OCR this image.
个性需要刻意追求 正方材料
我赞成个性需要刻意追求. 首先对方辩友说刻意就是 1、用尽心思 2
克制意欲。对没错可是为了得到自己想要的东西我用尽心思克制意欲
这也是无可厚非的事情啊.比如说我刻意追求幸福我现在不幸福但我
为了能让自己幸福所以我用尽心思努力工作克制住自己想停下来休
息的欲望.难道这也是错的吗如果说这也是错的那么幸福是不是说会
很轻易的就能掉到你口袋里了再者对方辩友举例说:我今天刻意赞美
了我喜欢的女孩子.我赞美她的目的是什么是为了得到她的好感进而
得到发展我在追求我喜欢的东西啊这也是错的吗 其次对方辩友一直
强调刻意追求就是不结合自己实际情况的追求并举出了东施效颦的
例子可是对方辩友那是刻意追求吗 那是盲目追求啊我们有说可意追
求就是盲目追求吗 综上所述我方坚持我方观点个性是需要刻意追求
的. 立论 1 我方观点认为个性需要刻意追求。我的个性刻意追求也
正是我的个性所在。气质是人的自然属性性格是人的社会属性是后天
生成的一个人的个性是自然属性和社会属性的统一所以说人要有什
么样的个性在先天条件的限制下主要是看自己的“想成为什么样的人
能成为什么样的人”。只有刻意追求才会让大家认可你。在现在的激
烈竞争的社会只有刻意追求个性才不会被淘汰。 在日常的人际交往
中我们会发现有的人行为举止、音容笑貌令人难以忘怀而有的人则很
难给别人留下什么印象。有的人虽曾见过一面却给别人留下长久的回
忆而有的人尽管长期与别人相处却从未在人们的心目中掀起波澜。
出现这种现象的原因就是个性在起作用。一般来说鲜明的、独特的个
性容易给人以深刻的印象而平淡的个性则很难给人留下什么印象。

● **DIRECTION**
Write each line above out exactly.

● **RESPONSE**
OCR this image.
个性需要刻意追求 正方材料
我赞成个性需要刻意追求. 首先对方辩友说刻意就是 1、用尽心思 2
克制意欲。对没错可是为了得到自己想要的东西我用尽心思克制意欲
这也是无可厚非的事情啊.比如说我刻意追求幸福我现在不幸福但我
为了能让自己幸福所以我用尽心思努力工作克制住自己想停下来休
息的欲望.难道这也是错的吗如果说这也是错的那么幸福是不是说会
很轻易的就能掉到你口袋里了再者对方辩友举例说:我今天刻意赞美
了我喜欢的女孩子.我赞美她的目的是什么是为了得到她的好感进而
得到发展我在追求我喜欢的东西啊这也是错的吗 其次对方辩友一直
强调刻意追求就是不结合自己实际情况的追求并举出了东施效颦的
例子可是对方辩友那是刻意追求吗 那是盲目追求啊我们有说可意追
求就是盲目追求吗 综上所述我方坚持我方观点个性是需要刻意追求
的. 立论 1 我方观点认为个性需要刻意追求。我的个性刻意追求也
正是我的个性所在。气质是人的自然属性性格是人的社会属性是后天
生成的一个人的个性是自然属性和社会属性的统一所以说人要有什
么样的个性在先天条件的限制下主要是看自己的“想成为什么样的人
能成为什么样的人”。只有刻意追求才会让大家认可你。在现在的激
烈竞争的社会只有刻意追求个性才不会被淘汰。 在日常的人际交往
中我们会发现有的人行为举止、音容笑貌令人难以忘怀而有的人则很
难给别人留下什么印象。有的人虽曾见过一面却给别人留下长久的回
忆而有的人尽管长期与别人相处却从未在人们的心目中掀起波澜。
出现这种现象的原因就是个性在起作用。一般来说鲜明的、独特的个
性容易给人以深刻的印象而平淡的个性则很难给人留下什么印象。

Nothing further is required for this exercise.